[Extracted data entries]
>> start
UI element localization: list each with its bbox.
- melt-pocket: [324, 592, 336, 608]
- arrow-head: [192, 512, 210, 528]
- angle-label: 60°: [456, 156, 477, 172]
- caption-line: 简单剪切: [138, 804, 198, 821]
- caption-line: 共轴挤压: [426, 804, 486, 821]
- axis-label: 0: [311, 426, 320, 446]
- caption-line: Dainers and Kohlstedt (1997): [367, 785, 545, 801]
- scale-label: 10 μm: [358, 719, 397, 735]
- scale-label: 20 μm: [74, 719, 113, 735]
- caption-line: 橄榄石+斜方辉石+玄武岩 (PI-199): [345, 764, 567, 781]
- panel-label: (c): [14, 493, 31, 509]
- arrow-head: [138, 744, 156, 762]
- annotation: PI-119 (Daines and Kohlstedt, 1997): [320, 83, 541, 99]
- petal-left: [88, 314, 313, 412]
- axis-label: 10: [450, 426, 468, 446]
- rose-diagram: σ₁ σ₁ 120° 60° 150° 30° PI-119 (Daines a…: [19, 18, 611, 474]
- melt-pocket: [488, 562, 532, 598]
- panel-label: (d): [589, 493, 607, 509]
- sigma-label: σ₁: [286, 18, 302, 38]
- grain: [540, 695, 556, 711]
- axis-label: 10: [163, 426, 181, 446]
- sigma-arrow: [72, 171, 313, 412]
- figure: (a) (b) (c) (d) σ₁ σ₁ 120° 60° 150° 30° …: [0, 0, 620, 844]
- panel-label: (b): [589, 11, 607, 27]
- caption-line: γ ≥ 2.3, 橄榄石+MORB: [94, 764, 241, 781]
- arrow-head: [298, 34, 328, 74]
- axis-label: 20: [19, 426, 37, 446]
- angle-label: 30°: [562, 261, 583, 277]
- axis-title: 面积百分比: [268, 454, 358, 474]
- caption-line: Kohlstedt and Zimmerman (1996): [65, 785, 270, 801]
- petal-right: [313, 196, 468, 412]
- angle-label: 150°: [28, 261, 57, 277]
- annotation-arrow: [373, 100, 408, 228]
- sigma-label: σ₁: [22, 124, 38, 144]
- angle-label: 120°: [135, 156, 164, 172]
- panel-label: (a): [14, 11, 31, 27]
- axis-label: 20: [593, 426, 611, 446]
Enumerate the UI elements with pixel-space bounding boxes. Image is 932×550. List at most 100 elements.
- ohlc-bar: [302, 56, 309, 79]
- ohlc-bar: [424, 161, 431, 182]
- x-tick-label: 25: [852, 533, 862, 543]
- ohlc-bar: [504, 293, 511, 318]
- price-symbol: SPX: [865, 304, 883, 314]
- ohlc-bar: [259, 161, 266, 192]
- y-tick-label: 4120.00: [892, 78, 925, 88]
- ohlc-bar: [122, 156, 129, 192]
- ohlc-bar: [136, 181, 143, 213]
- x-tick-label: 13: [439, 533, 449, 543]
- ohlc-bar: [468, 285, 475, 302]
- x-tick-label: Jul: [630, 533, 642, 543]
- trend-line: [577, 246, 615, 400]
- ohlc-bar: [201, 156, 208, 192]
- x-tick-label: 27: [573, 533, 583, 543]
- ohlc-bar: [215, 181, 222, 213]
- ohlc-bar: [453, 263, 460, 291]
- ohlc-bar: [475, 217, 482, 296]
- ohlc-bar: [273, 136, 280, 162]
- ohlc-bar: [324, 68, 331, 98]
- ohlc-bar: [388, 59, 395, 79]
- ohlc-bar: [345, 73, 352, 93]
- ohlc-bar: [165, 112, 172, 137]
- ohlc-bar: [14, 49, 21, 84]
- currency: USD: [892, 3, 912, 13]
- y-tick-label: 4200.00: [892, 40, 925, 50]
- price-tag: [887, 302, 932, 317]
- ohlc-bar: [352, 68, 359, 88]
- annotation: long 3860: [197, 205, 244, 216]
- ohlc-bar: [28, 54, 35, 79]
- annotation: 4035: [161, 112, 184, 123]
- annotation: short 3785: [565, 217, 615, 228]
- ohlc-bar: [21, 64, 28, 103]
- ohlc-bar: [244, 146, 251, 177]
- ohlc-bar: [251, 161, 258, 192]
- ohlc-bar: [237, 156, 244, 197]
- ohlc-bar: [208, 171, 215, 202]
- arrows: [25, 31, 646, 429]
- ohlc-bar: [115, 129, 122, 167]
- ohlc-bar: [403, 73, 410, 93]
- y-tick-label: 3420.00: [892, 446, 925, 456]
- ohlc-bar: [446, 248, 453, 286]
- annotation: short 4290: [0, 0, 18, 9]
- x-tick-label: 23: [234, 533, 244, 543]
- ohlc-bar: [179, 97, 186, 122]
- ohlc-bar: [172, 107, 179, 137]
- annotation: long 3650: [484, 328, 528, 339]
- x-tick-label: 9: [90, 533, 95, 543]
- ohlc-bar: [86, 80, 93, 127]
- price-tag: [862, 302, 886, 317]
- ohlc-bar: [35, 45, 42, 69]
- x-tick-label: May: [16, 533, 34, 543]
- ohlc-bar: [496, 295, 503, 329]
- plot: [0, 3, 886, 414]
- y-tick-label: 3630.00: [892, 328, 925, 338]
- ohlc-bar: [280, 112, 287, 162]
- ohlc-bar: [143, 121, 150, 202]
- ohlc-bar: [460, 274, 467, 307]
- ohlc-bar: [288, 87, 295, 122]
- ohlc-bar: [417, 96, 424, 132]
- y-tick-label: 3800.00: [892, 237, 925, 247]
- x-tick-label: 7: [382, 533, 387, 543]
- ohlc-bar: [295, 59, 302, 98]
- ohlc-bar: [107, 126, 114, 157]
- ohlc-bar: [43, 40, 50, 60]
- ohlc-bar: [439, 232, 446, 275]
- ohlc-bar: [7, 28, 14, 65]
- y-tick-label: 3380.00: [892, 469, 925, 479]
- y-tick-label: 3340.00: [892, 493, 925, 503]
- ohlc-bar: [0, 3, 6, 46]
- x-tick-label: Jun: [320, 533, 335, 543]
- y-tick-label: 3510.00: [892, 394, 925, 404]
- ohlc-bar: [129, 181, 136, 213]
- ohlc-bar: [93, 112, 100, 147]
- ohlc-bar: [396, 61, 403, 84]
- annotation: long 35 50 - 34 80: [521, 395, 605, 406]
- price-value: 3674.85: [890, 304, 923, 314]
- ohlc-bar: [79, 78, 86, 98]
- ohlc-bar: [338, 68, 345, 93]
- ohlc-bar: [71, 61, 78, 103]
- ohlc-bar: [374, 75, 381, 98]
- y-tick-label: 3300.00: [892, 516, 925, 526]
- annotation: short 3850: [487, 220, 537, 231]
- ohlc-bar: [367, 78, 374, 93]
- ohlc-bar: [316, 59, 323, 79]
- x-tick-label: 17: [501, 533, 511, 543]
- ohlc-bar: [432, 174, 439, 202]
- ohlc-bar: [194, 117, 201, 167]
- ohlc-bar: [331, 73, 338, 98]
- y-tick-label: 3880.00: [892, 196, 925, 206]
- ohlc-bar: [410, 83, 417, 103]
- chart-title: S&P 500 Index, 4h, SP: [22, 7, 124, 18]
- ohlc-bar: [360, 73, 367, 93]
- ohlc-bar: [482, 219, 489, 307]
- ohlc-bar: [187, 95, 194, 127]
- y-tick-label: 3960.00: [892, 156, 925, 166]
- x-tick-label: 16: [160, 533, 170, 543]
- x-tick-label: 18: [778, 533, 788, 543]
>> end
>> start
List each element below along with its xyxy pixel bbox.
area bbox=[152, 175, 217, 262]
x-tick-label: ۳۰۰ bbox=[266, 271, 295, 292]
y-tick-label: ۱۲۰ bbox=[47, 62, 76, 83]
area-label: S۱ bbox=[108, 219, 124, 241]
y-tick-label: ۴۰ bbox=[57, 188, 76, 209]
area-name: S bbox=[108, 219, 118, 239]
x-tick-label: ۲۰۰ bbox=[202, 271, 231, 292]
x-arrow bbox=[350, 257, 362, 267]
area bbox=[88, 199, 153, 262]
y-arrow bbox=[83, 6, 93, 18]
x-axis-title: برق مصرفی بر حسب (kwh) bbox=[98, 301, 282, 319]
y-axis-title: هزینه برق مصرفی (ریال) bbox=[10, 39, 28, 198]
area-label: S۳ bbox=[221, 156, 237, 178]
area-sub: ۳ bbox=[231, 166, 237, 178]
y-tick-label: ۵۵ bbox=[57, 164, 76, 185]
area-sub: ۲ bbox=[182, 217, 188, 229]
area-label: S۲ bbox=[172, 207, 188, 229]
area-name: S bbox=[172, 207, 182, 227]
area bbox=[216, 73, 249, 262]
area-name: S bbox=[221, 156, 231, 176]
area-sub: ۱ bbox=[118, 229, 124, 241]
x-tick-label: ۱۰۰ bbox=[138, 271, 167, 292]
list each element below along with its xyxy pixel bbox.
>> end
>> start
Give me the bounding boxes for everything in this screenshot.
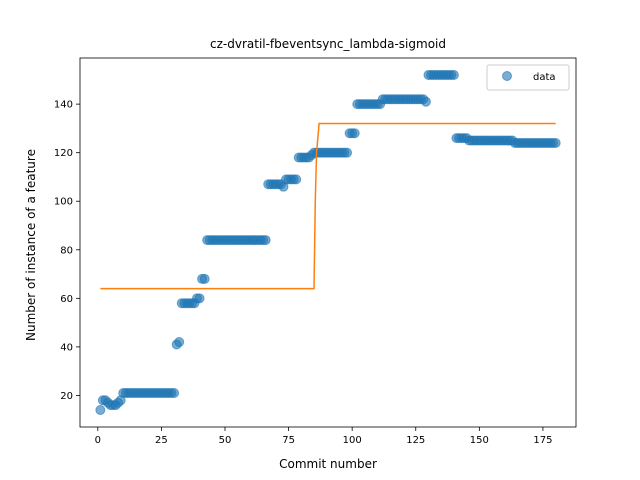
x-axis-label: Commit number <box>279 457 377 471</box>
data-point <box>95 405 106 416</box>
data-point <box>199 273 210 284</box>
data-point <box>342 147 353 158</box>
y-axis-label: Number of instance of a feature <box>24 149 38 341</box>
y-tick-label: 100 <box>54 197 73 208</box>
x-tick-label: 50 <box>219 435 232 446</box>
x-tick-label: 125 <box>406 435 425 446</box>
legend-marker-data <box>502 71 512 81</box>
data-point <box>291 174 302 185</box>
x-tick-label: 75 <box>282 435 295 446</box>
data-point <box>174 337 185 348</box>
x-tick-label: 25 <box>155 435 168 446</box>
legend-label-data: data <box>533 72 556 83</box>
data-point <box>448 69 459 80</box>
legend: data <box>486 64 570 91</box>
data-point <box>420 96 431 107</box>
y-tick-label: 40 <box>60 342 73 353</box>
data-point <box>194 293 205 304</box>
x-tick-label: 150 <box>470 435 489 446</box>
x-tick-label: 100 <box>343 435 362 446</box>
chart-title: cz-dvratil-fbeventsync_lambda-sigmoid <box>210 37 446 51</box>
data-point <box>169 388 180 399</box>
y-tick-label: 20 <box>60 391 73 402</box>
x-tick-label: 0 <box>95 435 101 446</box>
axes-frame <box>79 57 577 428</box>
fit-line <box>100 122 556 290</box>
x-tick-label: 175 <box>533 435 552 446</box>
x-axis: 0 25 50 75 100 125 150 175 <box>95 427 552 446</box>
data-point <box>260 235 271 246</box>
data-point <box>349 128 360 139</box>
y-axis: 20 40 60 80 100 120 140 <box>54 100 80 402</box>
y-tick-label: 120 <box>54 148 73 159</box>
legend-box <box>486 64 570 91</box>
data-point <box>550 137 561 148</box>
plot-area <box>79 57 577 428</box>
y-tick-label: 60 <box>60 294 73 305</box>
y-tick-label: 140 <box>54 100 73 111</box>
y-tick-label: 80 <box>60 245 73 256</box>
>> end
**What to produce:** Extract the item lines starting at the one containing "UI element localization: list" and ending after the one containing "- axis-label: 0: [311, 426, 320, 446]", copying each line without any change.

**Exercise output:**
UI element localization: list each with its bbox.
- melt-pocket: [324, 592, 336, 608]
- arrow-head: [192, 512, 210, 528]
- angle-label: 60°: [456, 156, 477, 172]
- caption-line: 简单剪切: [138, 804, 198, 821]
- caption-line: 共轴挤压: [426, 804, 486, 821]
- axis-label: 0: [311, 426, 320, 446]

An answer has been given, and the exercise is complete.